_Task details_. Filter the listing below down to the lines holding the word "ihre", and copy those lines.

_Material for the task_.
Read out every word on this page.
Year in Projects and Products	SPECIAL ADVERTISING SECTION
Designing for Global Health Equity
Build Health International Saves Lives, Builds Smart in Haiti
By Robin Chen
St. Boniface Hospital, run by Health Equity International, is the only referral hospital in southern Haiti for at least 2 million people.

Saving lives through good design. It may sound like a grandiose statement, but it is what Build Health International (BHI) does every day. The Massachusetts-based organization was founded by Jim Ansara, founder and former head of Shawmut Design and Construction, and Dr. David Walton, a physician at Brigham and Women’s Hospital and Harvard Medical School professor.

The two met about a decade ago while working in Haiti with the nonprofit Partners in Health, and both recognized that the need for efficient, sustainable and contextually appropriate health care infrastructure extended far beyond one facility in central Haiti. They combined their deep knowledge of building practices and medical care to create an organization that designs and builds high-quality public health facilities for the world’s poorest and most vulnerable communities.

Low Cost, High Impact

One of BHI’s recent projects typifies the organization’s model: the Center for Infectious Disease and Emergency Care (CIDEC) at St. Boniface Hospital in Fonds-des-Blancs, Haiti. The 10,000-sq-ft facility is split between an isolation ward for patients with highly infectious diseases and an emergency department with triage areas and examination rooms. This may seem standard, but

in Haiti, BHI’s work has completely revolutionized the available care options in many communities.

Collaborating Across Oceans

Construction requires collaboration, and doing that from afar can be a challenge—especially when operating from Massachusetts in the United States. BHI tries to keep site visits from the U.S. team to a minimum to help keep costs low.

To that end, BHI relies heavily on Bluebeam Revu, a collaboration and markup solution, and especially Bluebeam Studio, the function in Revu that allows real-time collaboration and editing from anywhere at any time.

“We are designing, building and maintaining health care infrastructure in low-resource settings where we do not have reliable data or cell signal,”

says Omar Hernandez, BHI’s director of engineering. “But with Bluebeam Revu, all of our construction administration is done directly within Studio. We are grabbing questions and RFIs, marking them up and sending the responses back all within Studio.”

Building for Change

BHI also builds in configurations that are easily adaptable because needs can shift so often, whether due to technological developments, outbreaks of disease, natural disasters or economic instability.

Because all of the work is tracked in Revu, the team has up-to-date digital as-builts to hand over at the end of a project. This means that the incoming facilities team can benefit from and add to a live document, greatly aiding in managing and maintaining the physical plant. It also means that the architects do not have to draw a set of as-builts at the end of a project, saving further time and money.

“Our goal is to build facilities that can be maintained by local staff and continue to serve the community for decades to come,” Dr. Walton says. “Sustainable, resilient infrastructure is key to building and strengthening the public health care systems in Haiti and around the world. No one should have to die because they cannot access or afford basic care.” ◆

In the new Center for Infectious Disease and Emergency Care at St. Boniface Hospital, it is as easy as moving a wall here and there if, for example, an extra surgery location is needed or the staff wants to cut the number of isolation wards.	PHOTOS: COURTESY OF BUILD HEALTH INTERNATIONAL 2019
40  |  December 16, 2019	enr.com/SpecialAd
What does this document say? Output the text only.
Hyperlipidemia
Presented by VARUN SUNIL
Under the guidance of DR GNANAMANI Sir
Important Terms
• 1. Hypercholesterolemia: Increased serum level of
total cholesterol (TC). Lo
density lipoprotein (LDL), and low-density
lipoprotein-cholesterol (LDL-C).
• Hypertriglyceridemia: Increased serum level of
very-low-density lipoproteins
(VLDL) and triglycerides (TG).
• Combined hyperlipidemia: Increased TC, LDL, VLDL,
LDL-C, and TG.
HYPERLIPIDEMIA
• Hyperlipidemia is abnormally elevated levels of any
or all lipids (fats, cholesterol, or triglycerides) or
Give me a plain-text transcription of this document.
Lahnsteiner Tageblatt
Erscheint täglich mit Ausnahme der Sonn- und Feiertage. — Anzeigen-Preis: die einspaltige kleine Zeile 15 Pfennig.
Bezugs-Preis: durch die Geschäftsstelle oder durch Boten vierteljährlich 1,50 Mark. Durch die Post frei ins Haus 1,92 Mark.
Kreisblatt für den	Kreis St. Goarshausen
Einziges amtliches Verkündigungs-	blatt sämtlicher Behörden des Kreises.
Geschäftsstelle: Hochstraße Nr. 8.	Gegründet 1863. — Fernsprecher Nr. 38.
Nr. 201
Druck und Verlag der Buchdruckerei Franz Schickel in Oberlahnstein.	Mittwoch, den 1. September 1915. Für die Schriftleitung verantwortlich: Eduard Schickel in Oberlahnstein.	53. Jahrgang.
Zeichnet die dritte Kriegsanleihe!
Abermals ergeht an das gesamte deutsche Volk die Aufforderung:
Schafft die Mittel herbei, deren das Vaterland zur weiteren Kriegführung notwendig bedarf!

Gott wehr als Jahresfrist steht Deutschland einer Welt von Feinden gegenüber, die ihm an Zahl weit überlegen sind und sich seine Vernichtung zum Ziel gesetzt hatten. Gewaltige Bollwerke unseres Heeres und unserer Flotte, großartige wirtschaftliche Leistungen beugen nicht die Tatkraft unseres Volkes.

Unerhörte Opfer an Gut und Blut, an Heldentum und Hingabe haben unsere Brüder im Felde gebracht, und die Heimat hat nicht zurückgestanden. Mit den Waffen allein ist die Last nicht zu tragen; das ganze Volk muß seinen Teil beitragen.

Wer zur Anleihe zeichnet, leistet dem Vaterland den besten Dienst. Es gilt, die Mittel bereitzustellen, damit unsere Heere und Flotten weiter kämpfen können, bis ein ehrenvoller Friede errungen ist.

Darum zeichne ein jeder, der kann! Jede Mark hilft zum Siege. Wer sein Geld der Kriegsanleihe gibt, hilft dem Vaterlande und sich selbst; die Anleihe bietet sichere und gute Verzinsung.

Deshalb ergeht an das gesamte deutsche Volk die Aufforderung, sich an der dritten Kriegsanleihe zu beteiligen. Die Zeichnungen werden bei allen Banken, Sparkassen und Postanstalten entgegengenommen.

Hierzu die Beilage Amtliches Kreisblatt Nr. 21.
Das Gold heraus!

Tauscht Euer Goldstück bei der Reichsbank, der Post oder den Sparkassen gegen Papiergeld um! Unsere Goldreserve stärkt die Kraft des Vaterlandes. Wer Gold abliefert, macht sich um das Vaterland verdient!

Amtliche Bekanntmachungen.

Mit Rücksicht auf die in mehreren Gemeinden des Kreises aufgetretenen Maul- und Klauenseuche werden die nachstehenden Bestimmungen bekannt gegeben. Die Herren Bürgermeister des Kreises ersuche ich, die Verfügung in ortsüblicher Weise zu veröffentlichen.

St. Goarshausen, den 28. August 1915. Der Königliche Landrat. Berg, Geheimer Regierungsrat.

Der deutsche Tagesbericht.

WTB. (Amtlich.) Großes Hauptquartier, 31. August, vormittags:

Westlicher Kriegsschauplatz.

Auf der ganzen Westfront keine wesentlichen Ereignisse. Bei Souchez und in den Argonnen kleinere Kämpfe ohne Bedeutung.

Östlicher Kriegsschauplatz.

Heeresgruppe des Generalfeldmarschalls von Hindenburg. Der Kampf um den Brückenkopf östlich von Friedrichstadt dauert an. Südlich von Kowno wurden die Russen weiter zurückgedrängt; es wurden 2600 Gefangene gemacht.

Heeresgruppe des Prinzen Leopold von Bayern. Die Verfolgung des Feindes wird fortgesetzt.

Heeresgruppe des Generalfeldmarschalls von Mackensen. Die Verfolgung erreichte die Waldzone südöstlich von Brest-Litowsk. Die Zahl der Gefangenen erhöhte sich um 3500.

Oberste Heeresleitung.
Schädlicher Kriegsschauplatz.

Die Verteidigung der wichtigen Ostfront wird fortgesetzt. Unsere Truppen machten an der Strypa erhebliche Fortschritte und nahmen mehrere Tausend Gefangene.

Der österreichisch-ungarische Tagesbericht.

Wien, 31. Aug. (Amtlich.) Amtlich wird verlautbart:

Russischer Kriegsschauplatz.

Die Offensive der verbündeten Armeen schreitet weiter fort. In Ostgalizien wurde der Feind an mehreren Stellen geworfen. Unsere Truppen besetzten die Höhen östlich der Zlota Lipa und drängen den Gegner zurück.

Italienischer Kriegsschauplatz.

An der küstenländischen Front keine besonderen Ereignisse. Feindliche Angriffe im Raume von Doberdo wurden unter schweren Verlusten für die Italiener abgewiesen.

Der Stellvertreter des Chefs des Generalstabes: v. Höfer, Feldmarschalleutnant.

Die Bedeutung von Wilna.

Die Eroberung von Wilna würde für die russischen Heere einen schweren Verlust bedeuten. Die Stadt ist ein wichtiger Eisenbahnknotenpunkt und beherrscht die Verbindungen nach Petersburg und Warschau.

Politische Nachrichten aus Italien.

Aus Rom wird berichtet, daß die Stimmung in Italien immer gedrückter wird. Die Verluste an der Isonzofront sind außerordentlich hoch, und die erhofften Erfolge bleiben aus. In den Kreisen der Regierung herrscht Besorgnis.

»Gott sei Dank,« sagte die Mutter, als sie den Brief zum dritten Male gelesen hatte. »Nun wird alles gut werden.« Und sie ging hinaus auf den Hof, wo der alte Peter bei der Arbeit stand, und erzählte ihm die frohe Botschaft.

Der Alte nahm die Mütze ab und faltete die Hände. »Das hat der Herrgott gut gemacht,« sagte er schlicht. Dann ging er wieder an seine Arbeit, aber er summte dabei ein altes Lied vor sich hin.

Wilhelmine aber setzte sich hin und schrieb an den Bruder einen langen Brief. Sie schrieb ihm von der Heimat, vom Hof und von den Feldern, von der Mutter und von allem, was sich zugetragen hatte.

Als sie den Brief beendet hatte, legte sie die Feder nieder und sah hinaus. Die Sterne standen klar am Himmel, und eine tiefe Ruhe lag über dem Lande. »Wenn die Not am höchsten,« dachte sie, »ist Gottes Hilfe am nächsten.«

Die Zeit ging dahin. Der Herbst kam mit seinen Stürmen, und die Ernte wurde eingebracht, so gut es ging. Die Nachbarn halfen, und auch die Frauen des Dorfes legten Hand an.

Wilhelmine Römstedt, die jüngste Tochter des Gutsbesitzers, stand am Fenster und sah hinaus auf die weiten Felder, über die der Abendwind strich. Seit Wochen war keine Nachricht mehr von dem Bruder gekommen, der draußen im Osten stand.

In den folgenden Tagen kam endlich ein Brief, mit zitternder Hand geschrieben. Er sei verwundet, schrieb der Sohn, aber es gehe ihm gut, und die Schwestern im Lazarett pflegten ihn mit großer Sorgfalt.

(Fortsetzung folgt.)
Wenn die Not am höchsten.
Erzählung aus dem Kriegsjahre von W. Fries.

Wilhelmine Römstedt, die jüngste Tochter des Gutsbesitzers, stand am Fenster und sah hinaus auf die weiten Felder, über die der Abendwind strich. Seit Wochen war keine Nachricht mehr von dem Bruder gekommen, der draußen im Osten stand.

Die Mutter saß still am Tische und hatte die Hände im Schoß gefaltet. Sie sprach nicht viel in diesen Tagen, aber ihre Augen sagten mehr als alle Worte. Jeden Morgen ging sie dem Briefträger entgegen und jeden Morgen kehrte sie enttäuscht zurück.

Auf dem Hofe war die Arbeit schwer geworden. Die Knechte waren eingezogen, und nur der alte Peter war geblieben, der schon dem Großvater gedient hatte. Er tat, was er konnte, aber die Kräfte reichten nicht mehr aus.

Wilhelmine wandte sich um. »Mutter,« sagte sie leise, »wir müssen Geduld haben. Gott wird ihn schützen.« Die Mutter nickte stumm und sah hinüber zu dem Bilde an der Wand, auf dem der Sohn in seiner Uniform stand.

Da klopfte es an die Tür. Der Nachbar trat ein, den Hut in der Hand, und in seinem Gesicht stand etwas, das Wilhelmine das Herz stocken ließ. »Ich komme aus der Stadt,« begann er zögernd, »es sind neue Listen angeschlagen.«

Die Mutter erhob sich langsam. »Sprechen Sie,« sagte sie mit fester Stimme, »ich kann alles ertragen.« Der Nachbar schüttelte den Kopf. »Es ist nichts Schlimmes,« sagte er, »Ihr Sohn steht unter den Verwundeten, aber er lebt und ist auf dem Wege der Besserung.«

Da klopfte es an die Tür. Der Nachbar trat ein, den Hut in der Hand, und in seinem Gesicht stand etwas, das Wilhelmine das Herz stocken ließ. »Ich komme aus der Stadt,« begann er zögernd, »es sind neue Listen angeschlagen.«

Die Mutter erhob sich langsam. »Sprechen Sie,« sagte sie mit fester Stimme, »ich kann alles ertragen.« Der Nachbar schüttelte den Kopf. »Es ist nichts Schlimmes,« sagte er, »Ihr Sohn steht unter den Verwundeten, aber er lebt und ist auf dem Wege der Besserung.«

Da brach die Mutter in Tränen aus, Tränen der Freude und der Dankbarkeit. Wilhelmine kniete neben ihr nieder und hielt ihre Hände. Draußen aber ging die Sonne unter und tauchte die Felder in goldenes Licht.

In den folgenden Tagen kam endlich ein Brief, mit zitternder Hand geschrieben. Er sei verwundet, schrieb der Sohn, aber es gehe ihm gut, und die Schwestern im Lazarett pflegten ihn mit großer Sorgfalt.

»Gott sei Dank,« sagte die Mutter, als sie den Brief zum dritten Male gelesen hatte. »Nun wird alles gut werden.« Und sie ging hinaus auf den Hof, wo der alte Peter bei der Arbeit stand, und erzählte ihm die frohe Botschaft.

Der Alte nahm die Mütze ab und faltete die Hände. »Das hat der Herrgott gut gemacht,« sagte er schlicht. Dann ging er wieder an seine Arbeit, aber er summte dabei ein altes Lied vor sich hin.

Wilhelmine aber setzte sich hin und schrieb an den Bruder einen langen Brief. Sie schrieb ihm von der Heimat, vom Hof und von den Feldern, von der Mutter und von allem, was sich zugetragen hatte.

_Task result_.
Die Mutter saß still am Tische und hatte die Hände im Schoß gefaltet. Sie sprach nicht viel in diesen Tagen, aber ihre Augen sagten mehr als alle Worte. Jeden Morgen ging sie dem Briefträger entgegen und jeden Morgen kehrte sie enttäuscht zurück.
Da brach die Mutter in Tränen aus, Tränen der Freude und der Dankbarkeit. Wilhelmine kniete neben ihr nieder und hielt ihre Hände. Draußen aber ging die Sonne unter und tauchte die Felder in goldenes Licht.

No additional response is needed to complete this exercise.